Of the lines in the data below, count the ones holding the string "arrow", and answer with that number only.

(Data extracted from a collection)
___
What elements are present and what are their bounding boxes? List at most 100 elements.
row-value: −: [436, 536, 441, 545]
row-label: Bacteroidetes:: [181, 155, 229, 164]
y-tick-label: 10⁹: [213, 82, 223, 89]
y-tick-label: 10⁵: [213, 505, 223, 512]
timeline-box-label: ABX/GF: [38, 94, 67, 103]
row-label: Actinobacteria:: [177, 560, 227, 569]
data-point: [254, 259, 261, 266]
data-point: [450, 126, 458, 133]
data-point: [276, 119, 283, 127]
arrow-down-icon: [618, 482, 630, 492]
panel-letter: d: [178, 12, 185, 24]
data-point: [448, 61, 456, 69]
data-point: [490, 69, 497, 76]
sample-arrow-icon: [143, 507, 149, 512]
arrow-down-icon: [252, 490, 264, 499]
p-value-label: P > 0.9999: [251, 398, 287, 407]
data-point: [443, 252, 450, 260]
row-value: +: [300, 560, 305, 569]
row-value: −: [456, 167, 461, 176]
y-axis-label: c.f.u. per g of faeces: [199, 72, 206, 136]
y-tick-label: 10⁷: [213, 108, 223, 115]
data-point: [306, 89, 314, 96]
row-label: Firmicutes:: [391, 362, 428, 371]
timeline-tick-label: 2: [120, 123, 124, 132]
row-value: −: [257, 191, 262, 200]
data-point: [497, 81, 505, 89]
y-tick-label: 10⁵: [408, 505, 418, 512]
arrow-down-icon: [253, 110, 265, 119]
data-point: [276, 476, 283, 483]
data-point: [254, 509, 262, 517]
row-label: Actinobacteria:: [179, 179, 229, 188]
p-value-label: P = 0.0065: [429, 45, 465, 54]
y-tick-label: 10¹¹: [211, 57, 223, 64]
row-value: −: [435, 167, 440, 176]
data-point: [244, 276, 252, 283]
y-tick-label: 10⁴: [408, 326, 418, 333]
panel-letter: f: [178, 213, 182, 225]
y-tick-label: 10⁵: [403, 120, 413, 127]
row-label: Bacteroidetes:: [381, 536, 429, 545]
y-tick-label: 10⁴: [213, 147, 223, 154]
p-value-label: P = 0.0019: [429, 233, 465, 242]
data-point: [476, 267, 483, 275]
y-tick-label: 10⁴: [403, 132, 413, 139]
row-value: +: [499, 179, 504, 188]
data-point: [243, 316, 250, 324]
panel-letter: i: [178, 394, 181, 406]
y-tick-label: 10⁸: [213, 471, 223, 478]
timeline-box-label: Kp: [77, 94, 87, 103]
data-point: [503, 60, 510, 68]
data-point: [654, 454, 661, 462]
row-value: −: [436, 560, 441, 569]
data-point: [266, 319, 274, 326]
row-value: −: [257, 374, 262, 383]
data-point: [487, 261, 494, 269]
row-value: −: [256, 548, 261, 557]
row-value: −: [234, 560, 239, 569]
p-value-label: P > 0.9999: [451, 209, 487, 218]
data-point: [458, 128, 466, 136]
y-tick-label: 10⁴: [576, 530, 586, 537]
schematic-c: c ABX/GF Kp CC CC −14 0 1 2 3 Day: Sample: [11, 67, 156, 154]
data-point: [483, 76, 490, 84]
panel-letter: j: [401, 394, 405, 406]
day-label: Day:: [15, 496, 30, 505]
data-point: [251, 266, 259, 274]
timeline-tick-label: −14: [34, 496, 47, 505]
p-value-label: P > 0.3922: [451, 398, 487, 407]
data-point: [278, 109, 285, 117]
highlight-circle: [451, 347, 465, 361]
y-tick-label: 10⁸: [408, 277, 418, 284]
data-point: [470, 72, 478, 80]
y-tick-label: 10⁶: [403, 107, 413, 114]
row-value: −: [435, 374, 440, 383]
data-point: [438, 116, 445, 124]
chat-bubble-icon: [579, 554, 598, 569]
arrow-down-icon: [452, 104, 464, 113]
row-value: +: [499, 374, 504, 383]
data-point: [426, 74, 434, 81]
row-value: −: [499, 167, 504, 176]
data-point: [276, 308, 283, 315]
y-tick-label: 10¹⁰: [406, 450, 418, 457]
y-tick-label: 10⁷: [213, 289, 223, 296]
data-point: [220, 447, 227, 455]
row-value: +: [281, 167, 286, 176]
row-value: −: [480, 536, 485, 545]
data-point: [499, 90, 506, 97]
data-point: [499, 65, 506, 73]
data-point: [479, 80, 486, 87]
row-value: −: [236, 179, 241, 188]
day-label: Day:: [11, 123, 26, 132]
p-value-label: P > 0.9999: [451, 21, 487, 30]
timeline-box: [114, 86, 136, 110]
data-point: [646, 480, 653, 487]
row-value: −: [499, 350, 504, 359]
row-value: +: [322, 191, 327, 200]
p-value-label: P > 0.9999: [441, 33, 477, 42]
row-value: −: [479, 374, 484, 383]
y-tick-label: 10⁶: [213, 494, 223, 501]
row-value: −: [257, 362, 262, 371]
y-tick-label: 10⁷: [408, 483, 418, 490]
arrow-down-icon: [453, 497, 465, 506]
___
• _WRITTEN REPLY_: 6